Stored entries
■ ■ ■ ■ ■
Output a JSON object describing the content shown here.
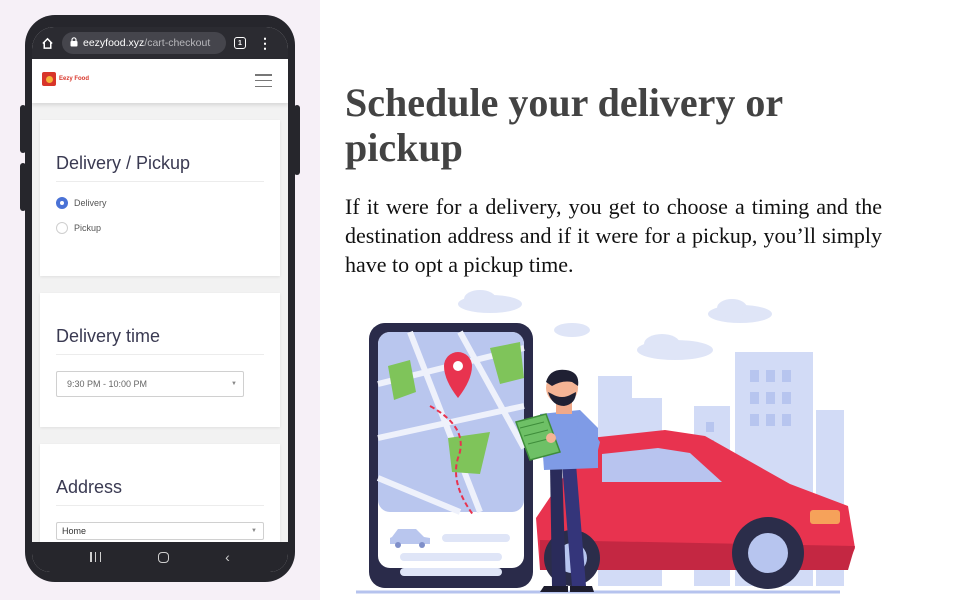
{
  "browser": {
    "url_domain": "eezyfood.xyz",
    "url_path": "/cart-checkout",
    "tab_count": "1"
  },
  "app": {
    "logo_text": "Eezy Food"
  },
  "checkout": {
    "delivery_pickup": {
      "title": "Delivery / Pickup",
      "options": [
        {
          "label": "Delivery",
          "selected": true
        },
        {
          "label": "Pickup",
          "selected": false
        }
      ]
    },
    "delivery_time": {
      "title": "Delivery time",
      "selected": "9:30 PM - 10:00 PM"
    },
    "address": {
      "title": "Address",
      "selected": "Home"
    }
  },
  "promo": {
    "headline": "Schedule your delivery or pickup",
    "body": "If it were for a delivery, you get to choose a timing and the destination address and if it were for a pickup, you’ll simply have to opt a pickup time."
  },
  "colors": {
    "accent_blue": "#4a72d6",
    "car_red": "#e8334f",
    "phone_frame": "#26262c",
    "map_green": "#7fc45a",
    "map_blue": "#b9c6ee"
  },
  "icons": [
    "home-icon",
    "lock-icon",
    "tabs-icon",
    "kebab-icon",
    "hamburger-icon",
    "dropdown-caret-icon",
    "location-pin-icon",
    "car-icon"
  ]
}
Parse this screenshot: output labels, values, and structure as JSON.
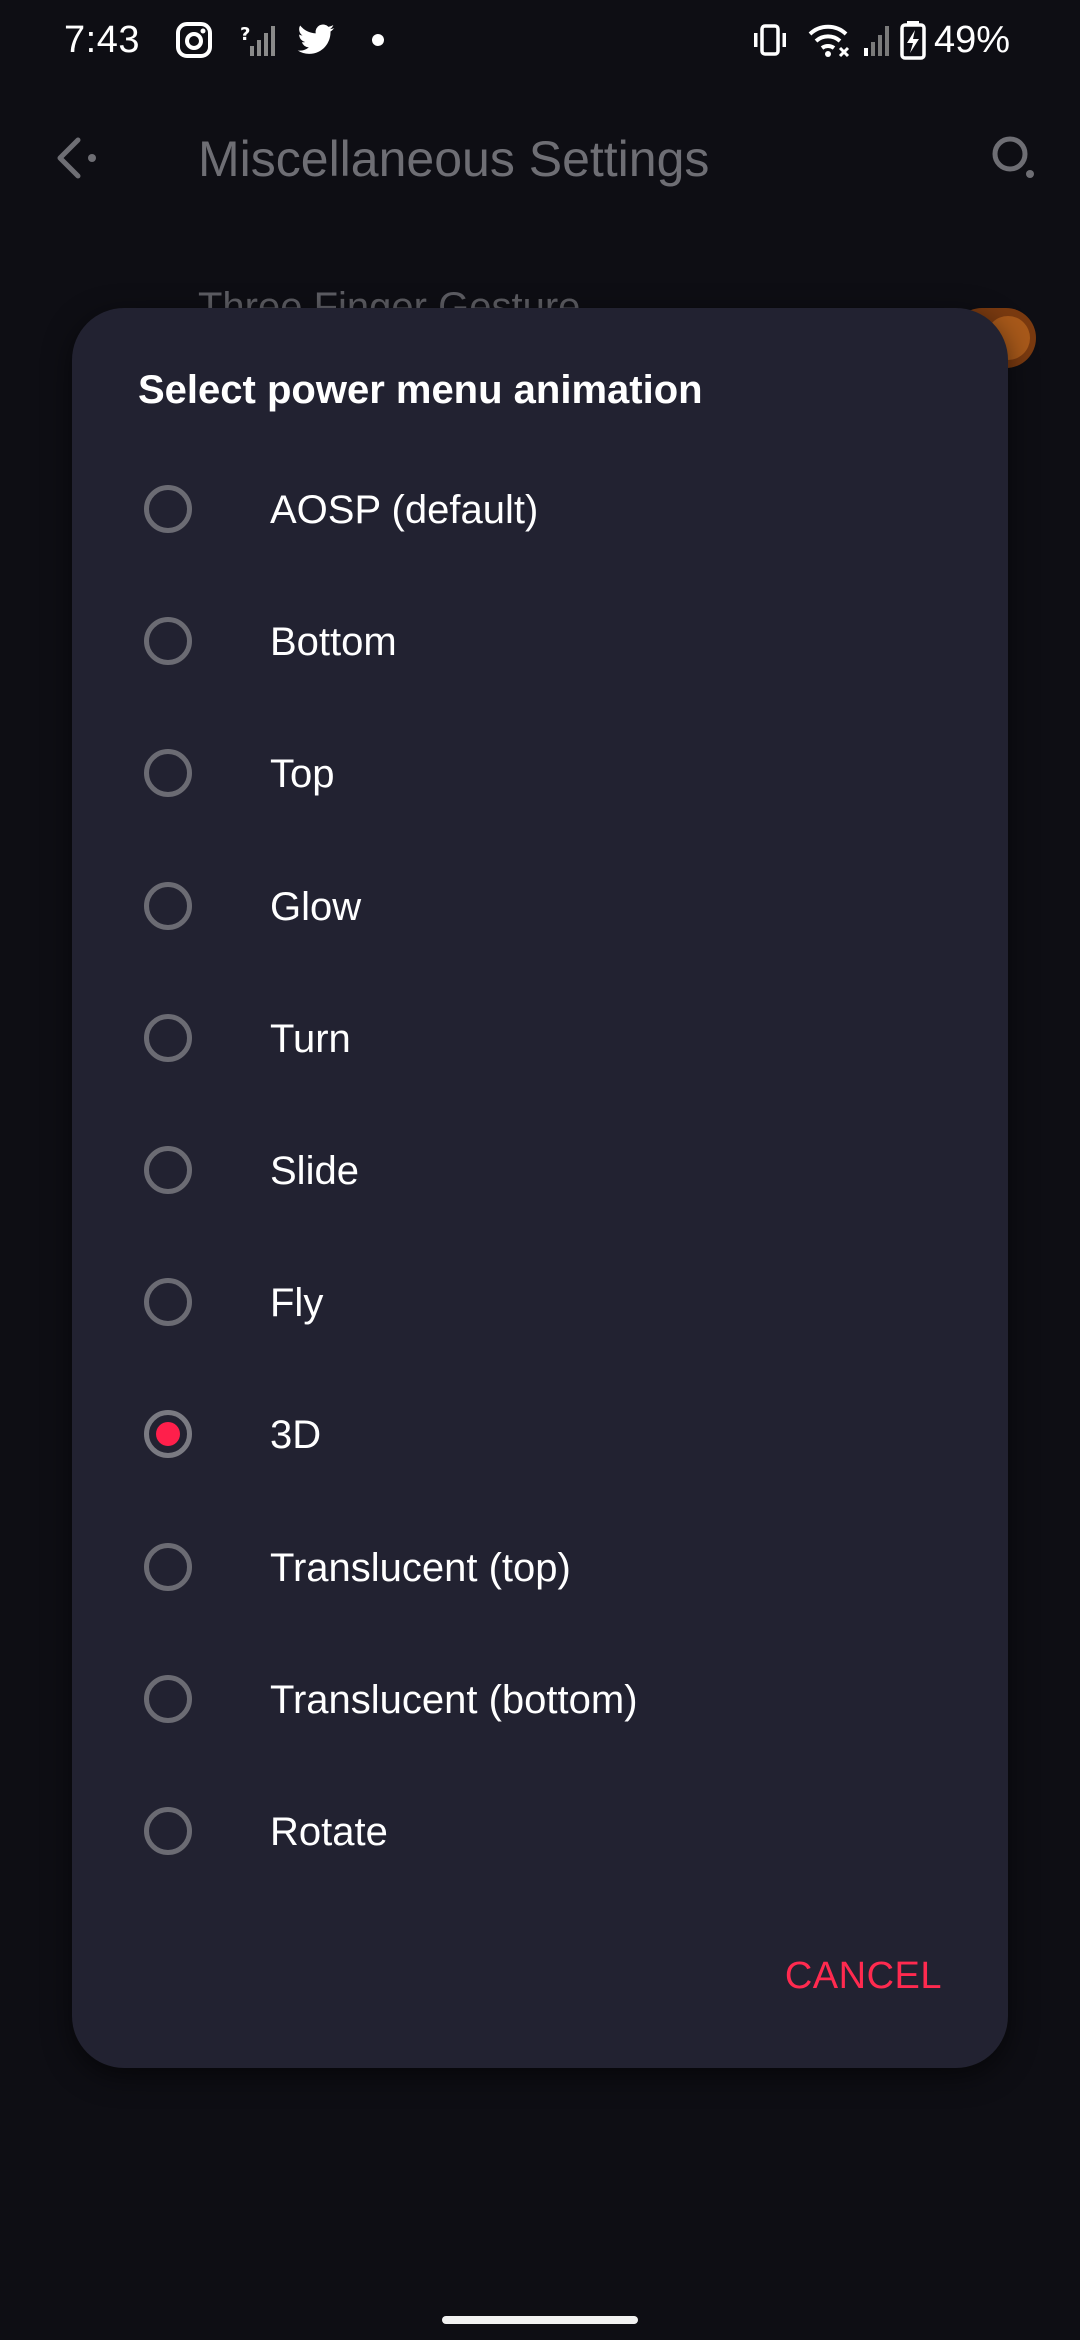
{
  "status_bar": {
    "time": "7:43",
    "battery": "49%",
    "icons": [
      "camera-notification-icon",
      "no-signal-icon",
      "twitter-icon",
      "notification-dot-icon",
      "vibrate-icon",
      "wifi-icon",
      "cell-signal-icon",
      "battery-charging-icon"
    ]
  },
  "app_bar": {
    "title": "Miscellaneous Settings",
    "back_icon": "back-arrow-icon",
    "search_icon": "search-icon"
  },
  "background": {
    "pref_title": "Three Finger Gesture",
    "toggle_color": "#a8591a"
  },
  "dialog": {
    "title": "Select power menu animation",
    "options": [
      {
        "label": "AOSP (default)",
        "selected": false
      },
      {
        "label": "Bottom",
        "selected": false
      },
      {
        "label": "Top",
        "selected": false
      },
      {
        "label": "Glow",
        "selected": false
      },
      {
        "label": "Turn",
        "selected": false
      },
      {
        "label": "Slide",
        "selected": false
      },
      {
        "label": "Fly",
        "selected": false
      },
      {
        "label": "3D",
        "selected": true
      },
      {
        "label": "Translucent (top)",
        "selected": false
      },
      {
        "label": "Translucent (bottom)",
        "selected": false
      },
      {
        "label": "Rotate",
        "selected": false
      }
    ],
    "cancel_label": "CANCEL"
  },
  "colors": {
    "accent": "#ff1f4b",
    "dialog_background": "#222231",
    "screen_background": "#0e0e14"
  }
}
■ ■ ■ ■ ■
• **TASK REQUIREMENTS**
Word for word, quote the full listing, omitting every picture.

• **SOLUTION TO THE EXERCISE**
Output a JSON object describing the content shown here.
{
  "browser": {
    "url_domain": "eezyfood.xyz",
    "url_path": "/cart-checkout",
    "tab_count": "1"
  },
  "app": {
    "logo_text": "Eezy Food"
  },
  "checkout": {
    "delivery_pickup": {
      "title": "Delivery / Pickup",
      "options": [
        {
          "label": "Delivery",
          "selected": true
        },
        {
          "label": "Pickup",
          "selected": false
        }
      ]
    },
    "delivery_time": {
      "title": "Delivery time",
      "selected": "9:30 PM - 10:00 PM"
    },
    "address": {
      "title": "Address",
      "selected": "Home"
    }
  },
  "promo": {
    "headline": "Schedule your delivery or pickup",
    "body": "If it were for a delivery, you get to choose a timing and the destination address and if it were for a pickup, you’ll simply have to opt a pickup time."
  },
  "colors": {
    "accent_blue": "#4a72d6",
    "car_red": "#e8334f",
    "phone_frame": "#26262c",
    "map_green": "#7fc45a",
    "map_blue": "#b9c6ee"
  },
  "icons": [
    "home-icon",
    "lock-icon",
    "tabs-icon",
    "kebab-icon",
    "hamburger-icon",
    "dropdown-caret-icon",
    "location-pin-icon",
    "car-icon"
  ]
}
Parse this screenshot: output labels, values, and structure as JSON.
{
  "status_bar": {
    "time": "7:43",
    "battery": "49%",
    "icons": [
      "camera-notification-icon",
      "no-signal-icon",
      "twitter-icon",
      "notification-dot-icon",
      "vibrate-icon",
      "wifi-icon",
      "cell-signal-icon",
      "battery-charging-icon"
    ]
  },
  "app_bar": {
    "title": "Miscellaneous Settings",
    "back_icon": "back-arrow-icon",
    "search_icon": "search-icon"
  },
  "background": {
    "pref_title": "Three Finger Gesture",
    "toggle_color": "#a8591a"
  },
  "dialog": {
    "title": "Select power menu animation",
    "options": [
      {
        "label": "AOSP (default)",
        "selected": false
      },
      {
        "label": "Bottom",
        "selected": false
      },
      {
        "label": "Top",
        "selected": false
      },
      {
        "label": "Glow",
        "selected": false
      },
      {
        "label": "Turn",
        "selected": false
      },
      {
        "label": "Slide",
        "selected": false
      },
      {
        "label": "Fly",
        "selected": false
      },
      {
        "label": "3D",
        "selected": true
      },
      {
        "label": "Translucent (top)",
        "selected": false
      },
      {
        "label": "Translucent (bottom)",
        "selected": false
      },
      {
        "label": "Rotate",
        "selected": false
      }
    ],
    "cancel_label": "CANCEL"
  },
  "colors": {
    "accent": "#ff1f4b",
    "dialog_background": "#222231",
    "screen_background": "#0e0e14"
  }
}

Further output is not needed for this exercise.